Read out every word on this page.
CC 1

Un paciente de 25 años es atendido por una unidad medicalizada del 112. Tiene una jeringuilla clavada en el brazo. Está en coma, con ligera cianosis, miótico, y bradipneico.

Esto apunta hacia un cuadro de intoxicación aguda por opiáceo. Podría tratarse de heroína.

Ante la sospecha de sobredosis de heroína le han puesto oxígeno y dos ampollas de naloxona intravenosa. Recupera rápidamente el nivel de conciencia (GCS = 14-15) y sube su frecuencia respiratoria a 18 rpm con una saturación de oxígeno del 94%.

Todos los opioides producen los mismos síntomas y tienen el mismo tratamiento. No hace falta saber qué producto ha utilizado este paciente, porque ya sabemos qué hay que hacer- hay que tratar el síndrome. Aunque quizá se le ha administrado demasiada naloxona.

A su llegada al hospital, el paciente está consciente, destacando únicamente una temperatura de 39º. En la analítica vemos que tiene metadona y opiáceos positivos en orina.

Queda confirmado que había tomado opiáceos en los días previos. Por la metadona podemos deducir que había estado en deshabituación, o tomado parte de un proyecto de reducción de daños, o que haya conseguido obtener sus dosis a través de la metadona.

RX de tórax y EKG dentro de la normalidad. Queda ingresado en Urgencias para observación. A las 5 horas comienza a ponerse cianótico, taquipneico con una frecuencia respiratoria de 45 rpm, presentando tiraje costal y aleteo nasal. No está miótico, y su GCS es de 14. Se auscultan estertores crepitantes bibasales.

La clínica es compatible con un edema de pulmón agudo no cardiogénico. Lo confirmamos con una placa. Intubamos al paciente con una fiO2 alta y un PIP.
^^^^
What you are asked to do | Would you write down every record again, exactly?

Worked solution |
Read out every word on this page.
CC 1

Un paciente de 25 años es atendido por una unidad medicalizada del 112. Tiene una jeringuilla clavada en el brazo. Está en coma, con ligera cianosis, miótico, y bradipneico.

Esto apunta hacia un cuadro de intoxicación aguda por opiáceo. Podría tratarse de heroína.

Ante la sospecha de sobredosis de heroína le han puesto oxígeno y dos ampollas de naloxona intravenosa. Recupera rápidamente el nivel de conciencia (GCS = 14-15) y sube su frecuencia respiratoria a 18 rpm con una saturación de oxígeno del 94%.

Todos los opioides producen los mismos síntomas y tienen el mismo tratamiento. No hace falta saber qué producto ha utilizado este paciente, porque ya sabemos qué hay que hacer- hay que tratar el síndrome. Aunque quizá se le ha administrado demasiada naloxona.

A su llegada al hospital, el paciente está consciente, destacando únicamente una temperatura de 39º. En la analítica vemos que tiene metadona y opiáceos positivos en orina.

Queda confirmado que había tomado opiáceos en los días previos. Por la metadona podemos deducir que había estado en deshabituación, o tomado parte de un proyecto de reducción de daños, o que haya conseguido obtener sus dosis a través de la metadona.

RX de tórax y EKG dentro de la normalidad. Queda ingresado en Urgencias para observación. A las 5 horas comienza a ponerse cianótico, taquipneico con una frecuencia respiratoria de 45 rpm, presentando tiraje costal y aleteo nasal. No está miótico, y su GCS es de 14. Se auscultan estertores crepitantes bibasales.

La clínica es compatible con un edema de pulmón agudo no cardiogénico. Lo confirmamos con una placa. Intubamos al paciente con una fiO2 alta y un PIP.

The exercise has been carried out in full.